▶ Task data:
----
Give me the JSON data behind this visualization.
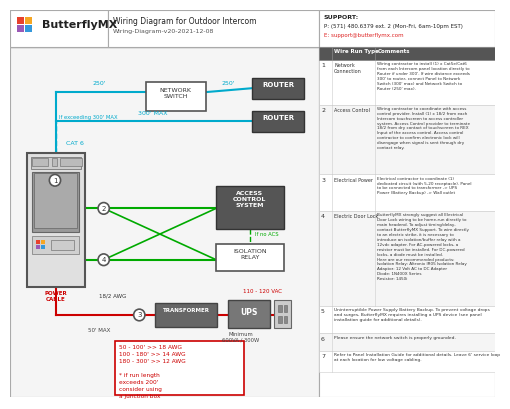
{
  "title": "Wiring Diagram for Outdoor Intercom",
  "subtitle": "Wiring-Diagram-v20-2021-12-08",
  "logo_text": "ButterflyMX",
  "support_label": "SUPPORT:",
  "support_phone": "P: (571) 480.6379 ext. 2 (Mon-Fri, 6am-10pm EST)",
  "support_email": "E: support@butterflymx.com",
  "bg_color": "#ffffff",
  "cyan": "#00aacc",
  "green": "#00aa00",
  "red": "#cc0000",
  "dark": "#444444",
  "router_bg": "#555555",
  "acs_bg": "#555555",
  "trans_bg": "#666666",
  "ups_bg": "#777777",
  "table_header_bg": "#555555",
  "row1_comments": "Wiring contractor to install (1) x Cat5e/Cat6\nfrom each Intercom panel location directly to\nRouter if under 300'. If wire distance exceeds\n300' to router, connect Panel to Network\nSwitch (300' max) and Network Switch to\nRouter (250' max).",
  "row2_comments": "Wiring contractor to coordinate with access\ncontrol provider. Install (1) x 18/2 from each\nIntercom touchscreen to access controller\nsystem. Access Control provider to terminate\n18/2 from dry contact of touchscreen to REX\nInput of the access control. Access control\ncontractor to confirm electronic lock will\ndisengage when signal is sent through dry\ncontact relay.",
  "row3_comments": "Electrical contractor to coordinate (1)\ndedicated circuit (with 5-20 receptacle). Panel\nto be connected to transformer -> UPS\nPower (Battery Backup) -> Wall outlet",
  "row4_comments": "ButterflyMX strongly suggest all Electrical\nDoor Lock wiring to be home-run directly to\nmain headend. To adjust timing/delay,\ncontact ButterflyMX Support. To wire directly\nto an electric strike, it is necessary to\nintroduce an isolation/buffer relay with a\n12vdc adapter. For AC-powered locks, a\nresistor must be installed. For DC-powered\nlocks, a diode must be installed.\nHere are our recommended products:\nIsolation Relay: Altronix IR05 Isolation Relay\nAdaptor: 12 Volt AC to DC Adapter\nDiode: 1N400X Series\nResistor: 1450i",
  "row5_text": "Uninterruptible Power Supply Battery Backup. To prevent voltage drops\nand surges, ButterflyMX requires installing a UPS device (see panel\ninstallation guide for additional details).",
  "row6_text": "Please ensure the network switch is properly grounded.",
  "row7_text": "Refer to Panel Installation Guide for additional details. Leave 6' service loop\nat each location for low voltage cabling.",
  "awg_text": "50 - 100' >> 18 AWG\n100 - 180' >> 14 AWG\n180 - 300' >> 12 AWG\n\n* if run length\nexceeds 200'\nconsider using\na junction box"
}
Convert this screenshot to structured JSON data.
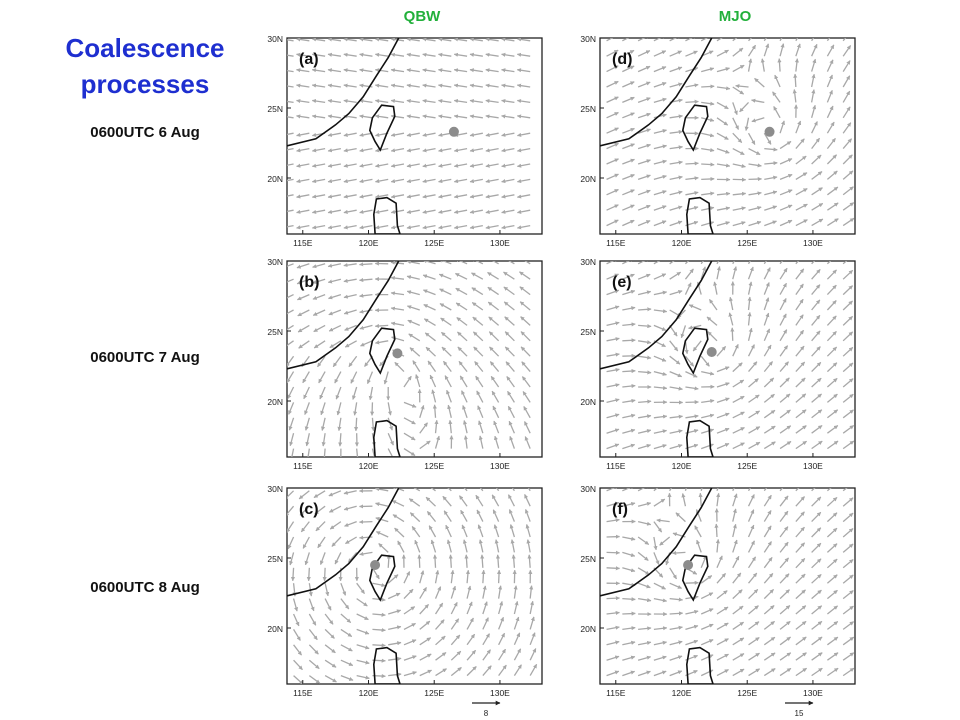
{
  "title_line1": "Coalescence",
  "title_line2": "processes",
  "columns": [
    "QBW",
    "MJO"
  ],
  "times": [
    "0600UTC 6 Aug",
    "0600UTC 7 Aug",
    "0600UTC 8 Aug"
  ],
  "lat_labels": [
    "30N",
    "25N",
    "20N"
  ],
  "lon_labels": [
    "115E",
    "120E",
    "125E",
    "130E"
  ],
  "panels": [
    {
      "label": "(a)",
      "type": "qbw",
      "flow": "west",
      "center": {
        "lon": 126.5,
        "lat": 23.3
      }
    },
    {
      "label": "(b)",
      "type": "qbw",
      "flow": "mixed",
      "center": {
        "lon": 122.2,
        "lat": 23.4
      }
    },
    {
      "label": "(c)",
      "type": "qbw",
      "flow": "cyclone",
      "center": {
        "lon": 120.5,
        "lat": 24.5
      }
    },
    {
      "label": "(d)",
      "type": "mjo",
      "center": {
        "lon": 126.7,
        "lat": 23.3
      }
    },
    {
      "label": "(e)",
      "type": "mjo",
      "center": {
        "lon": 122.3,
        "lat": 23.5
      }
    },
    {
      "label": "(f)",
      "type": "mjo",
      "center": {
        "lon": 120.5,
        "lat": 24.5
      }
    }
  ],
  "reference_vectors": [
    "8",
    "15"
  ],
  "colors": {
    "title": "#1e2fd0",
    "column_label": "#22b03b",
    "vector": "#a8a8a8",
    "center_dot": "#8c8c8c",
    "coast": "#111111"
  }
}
----
Return the material exactly as given, apart from the pictures.

▶ The response:
Give me the JSON data behind this visualization.
{
  "title": "Wiring Diagram for Outdoor Intercom",
  "subtitle": "Wiring-Diagram-v20-2021-12-08",
  "logo_text": "ButterflyMX",
  "support_label": "SUPPORT:",
  "support_phone": "P: (571) 480.6379 ext. 2 (Mon-Fri, 6am-10pm EST)",
  "support_email": "E: support@butterflymx.com",
  "bg_color": "#ffffff",
  "cyan": "#00aacc",
  "green": "#00aa00",
  "red": "#cc0000",
  "dark": "#444444",
  "router_bg": "#555555",
  "acs_bg": "#555555",
  "trans_bg": "#666666",
  "ups_bg": "#777777",
  "table_header_bg": "#555555",
  "row1_comments": "Wiring contractor to install (1) x Cat5e/Cat6\nfrom each Intercom panel location directly to\nRouter if under 300'. If wire distance exceeds\n300' to router, connect Panel to Network\nSwitch (300' max) and Network Switch to\nRouter (250' max).",
  "row2_comments": "Wiring contractor to coordinate with access\ncontrol provider. Install (1) x 18/2 from each\nIntercom touchscreen to access controller\nsystem. Access Control provider to terminate\n18/2 from dry contact of touchscreen to REX\nInput of the access control. Access control\ncontractor to confirm electronic lock will\ndisengage when signal is sent through dry\ncontact relay.",
  "row3_comments": "Electrical contractor to coordinate (1)\ndedicated circuit (with 5-20 receptacle). Panel\nto be connected to transformer -> UPS\nPower (Battery Backup) -> Wall outlet",
  "row4_comments": "ButterflyMX strongly suggest all Electrical\nDoor Lock wiring to be home-run directly to\nmain headend. To adjust timing/delay,\ncontact ButterflyMX Support. To wire directly\nto an electric strike, it is necessary to\nintroduce an isolation/buffer relay with a\n12vdc adapter. For AC-powered locks, a\nresistor must be installed. For DC-powered\nlocks, a diode must be installed.\nHere are our recommended products:\nIsolation Relay: Altronix IR05 Isolation Relay\nAdaptor: 12 Volt AC to DC Adapter\nDiode: 1N400X Series\nResistor: 1450i",
  "row5_text": "Uninterruptible Power Supply Battery Backup. To prevent voltage drops\nand surges, ButterflyMX requires installing a UPS device (see panel\ninstallation guide for additional details).",
  "row6_text": "Please ensure the network switch is properly grounded.",
  "row7_text": "Refer to Panel Installation Guide for additional details. Leave 6' service loop\nat each location for low voltage cabling.",
  "awg_text": "50 - 100' >> 18 AWG\n100 - 180' >> 14 AWG\n180 - 300' >> 12 AWG\n\n* if run length\nexceeds 200'\nconsider using\na junction box"
}
Convert this screenshot to structured JSON data.
{
  "title_line1": "Coalescence",
  "title_line2": "processes",
  "columns": [
    "QBW",
    "MJO"
  ],
  "times": [
    "0600UTC 6 Aug",
    "0600UTC 7 Aug",
    "0600UTC 8 Aug"
  ],
  "lat_labels": [
    "30N",
    "25N",
    "20N"
  ],
  "lon_labels": [
    "115E",
    "120E",
    "125E",
    "130E"
  ],
  "panels": [
    {
      "label": "(a)",
      "type": "qbw",
      "flow": "west",
      "center": {
        "lon": 126.5,
        "lat": 23.3
      }
    },
    {
      "label": "(b)",
      "type": "qbw",
      "flow": "mixed",
      "center": {
        "lon": 122.2,
        "lat": 23.4
      }
    },
    {
      "label": "(c)",
      "type": "qbw",
      "flow": "cyclone",
      "center": {
        "lon": 120.5,
        "lat": 24.5
      }
    },
    {
      "label": "(d)",
      "type": "mjo",
      "center": {
        "lon": 126.7,
        "lat": 23.3
      }
    },
    {
      "label": "(e)",
      "type": "mjo",
      "center": {
        "lon": 122.3,
        "lat": 23.5
      }
    },
    {
      "label": "(f)",
      "type": "mjo",
      "center": {
        "lon": 120.5,
        "lat": 24.5
      }
    }
  ],
  "reference_vectors": [
    "8",
    "15"
  ],
  "colors": {
    "title": "#1e2fd0",
    "column_label": "#22b03b",
    "vector": "#a8a8a8",
    "center_dot": "#8c8c8c",
    "coast": "#111111"
  }
}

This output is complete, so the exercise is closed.